**Written problem**
For the material that follows, list every line containing the word "Media".

---

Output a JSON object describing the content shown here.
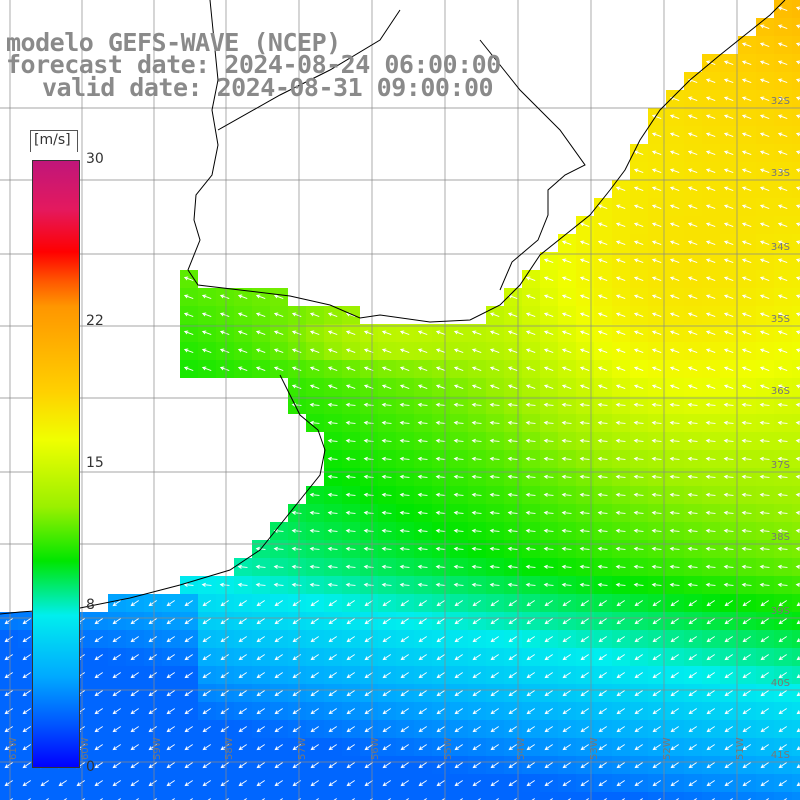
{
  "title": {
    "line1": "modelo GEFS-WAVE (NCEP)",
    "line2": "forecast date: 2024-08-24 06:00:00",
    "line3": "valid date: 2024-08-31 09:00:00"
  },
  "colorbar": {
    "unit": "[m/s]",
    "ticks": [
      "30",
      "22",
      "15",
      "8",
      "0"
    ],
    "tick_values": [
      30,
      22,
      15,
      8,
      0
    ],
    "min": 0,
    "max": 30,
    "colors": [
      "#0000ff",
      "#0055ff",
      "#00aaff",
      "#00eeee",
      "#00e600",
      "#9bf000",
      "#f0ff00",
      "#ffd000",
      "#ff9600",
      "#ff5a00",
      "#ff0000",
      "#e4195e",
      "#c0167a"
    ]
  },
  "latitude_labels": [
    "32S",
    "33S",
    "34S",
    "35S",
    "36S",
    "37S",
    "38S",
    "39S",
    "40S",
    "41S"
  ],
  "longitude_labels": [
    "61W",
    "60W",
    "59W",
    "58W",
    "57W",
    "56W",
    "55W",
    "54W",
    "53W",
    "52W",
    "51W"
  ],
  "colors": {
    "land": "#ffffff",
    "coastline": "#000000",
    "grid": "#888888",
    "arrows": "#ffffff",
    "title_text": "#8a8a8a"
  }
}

---

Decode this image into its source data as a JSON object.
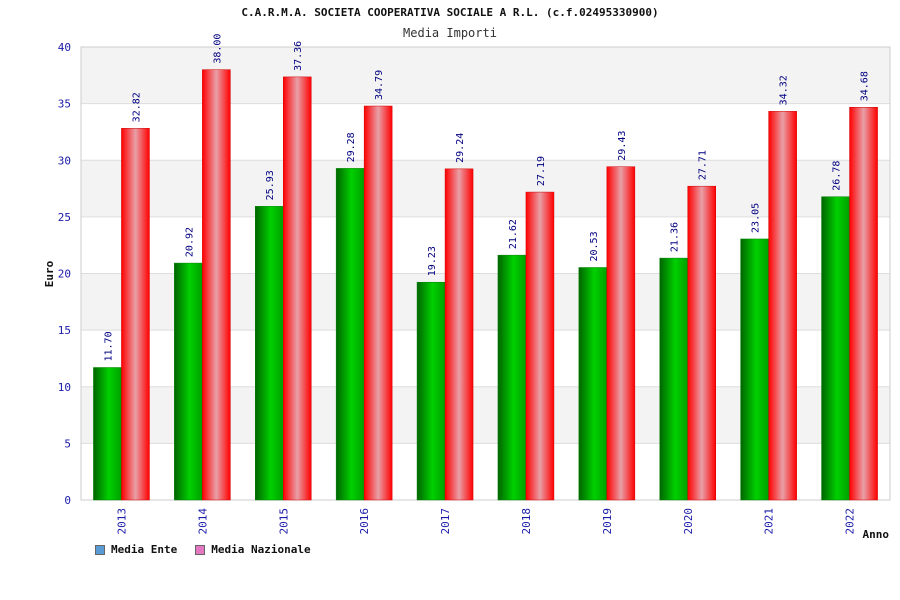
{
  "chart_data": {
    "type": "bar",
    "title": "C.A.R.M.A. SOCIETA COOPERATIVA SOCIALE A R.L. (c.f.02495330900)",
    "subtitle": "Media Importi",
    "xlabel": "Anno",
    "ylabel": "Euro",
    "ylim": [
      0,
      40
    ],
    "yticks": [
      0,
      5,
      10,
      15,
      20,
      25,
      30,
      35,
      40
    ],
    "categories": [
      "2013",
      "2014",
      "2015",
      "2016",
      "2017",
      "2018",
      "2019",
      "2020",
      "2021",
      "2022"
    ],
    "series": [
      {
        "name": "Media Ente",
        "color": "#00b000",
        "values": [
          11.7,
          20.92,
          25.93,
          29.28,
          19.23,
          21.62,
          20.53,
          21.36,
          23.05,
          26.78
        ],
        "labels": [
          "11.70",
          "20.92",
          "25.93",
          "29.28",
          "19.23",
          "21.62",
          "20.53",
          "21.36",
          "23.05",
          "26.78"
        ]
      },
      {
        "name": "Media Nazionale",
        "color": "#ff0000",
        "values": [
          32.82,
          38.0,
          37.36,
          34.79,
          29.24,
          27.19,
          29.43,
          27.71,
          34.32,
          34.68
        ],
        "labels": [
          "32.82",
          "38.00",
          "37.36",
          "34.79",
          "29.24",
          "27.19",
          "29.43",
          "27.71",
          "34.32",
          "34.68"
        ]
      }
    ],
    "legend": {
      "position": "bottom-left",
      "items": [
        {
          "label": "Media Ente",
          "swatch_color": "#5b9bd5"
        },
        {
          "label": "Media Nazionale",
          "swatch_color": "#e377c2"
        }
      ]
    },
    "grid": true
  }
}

---

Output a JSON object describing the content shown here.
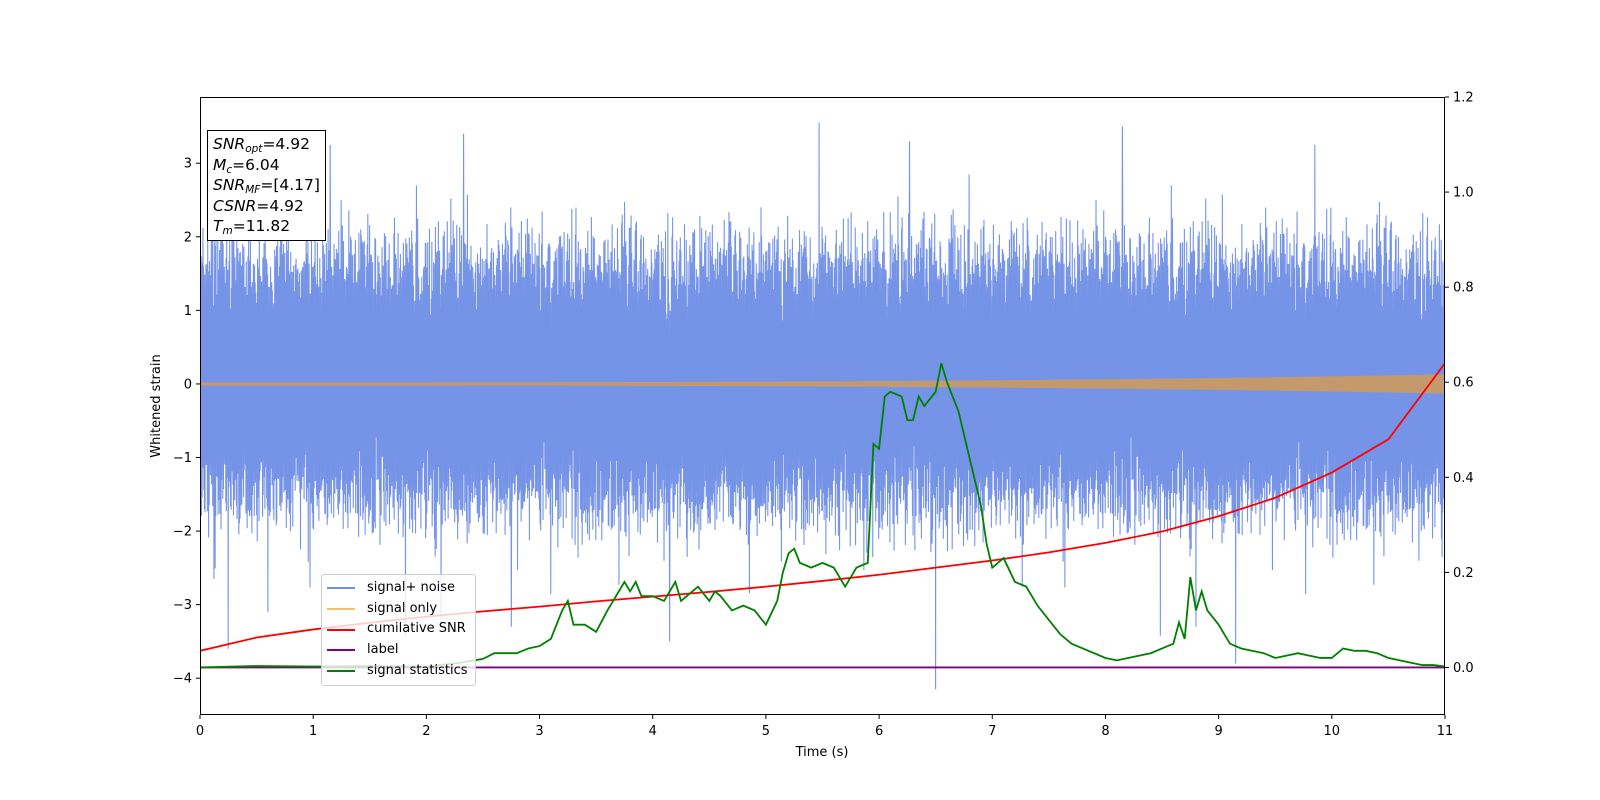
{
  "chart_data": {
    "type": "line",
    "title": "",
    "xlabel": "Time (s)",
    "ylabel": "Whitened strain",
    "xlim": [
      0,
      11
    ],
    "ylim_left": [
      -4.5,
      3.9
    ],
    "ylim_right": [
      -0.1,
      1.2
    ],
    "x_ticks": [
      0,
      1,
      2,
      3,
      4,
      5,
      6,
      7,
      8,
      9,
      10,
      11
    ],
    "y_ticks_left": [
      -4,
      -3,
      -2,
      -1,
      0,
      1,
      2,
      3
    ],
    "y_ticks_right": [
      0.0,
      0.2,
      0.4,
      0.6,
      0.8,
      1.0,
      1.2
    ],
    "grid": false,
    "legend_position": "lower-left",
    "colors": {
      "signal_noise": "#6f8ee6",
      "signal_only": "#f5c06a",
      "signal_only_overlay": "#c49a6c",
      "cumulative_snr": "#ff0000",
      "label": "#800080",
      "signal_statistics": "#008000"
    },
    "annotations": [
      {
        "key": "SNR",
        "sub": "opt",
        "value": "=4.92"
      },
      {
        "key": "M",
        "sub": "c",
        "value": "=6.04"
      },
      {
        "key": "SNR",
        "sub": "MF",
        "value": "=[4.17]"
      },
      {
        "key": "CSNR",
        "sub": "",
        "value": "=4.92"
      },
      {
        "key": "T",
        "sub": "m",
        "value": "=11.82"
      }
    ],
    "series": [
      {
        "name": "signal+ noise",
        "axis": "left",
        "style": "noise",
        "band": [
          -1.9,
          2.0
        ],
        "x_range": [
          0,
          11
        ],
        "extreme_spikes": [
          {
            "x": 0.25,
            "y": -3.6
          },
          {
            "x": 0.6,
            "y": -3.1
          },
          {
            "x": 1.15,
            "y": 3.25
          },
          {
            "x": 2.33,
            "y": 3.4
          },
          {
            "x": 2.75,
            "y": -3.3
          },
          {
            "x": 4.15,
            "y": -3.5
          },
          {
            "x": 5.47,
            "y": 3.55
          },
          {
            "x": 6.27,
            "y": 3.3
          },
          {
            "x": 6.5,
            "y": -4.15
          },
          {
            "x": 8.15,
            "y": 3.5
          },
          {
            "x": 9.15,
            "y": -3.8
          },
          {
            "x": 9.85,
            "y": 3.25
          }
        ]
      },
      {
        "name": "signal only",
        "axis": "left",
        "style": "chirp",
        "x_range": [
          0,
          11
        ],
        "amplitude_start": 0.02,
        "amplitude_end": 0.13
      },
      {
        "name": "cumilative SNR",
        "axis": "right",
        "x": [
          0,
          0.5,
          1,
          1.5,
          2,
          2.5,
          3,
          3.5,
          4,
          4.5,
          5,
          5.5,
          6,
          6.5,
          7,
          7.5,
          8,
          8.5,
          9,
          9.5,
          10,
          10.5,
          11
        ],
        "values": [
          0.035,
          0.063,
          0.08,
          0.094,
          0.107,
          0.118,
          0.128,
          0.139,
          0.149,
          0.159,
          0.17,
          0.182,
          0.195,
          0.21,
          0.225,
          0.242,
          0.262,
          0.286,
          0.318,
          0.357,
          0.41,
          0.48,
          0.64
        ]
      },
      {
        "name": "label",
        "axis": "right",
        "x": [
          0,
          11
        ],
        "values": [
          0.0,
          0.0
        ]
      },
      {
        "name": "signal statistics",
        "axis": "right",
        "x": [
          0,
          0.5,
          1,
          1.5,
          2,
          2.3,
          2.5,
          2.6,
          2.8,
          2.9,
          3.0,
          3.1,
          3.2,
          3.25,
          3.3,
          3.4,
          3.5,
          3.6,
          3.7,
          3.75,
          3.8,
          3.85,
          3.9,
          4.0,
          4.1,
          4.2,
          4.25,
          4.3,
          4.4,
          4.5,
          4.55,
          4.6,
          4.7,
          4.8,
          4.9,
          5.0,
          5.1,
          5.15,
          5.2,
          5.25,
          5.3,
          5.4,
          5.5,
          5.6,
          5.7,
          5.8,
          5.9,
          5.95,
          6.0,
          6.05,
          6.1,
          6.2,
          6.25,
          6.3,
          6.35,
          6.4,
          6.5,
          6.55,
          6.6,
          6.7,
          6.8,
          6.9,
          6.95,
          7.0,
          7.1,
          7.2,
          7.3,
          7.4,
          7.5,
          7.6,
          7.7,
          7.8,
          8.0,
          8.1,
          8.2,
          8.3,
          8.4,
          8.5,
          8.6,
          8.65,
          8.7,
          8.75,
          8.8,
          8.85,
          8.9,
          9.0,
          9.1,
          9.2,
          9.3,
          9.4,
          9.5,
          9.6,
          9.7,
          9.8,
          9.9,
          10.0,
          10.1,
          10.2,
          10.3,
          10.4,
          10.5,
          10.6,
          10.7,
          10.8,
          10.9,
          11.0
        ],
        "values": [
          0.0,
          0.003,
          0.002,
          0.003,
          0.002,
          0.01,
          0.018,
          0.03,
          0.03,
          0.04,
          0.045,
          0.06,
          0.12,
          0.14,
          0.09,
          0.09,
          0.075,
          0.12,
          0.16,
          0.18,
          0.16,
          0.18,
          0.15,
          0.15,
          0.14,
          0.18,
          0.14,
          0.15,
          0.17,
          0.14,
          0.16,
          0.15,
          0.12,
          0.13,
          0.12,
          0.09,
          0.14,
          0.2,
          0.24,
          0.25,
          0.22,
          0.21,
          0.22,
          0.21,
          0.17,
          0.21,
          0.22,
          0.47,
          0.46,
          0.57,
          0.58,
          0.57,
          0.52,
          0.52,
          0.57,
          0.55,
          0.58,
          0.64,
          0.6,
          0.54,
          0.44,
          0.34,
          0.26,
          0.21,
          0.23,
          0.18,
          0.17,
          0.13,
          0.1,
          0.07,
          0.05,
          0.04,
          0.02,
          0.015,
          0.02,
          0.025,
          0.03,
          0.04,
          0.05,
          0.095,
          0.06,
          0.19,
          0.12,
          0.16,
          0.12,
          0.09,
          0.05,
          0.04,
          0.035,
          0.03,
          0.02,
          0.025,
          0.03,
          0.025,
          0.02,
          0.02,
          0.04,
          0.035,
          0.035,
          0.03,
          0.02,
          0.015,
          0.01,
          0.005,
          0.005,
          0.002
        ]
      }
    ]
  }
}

---

**Final answer**
    "subtitle": "Media Importi",
        "name": "Media Ente",
        "name": "Media Nazionale",
          "label": "Media Ente",
          "label": "Media Nazionale",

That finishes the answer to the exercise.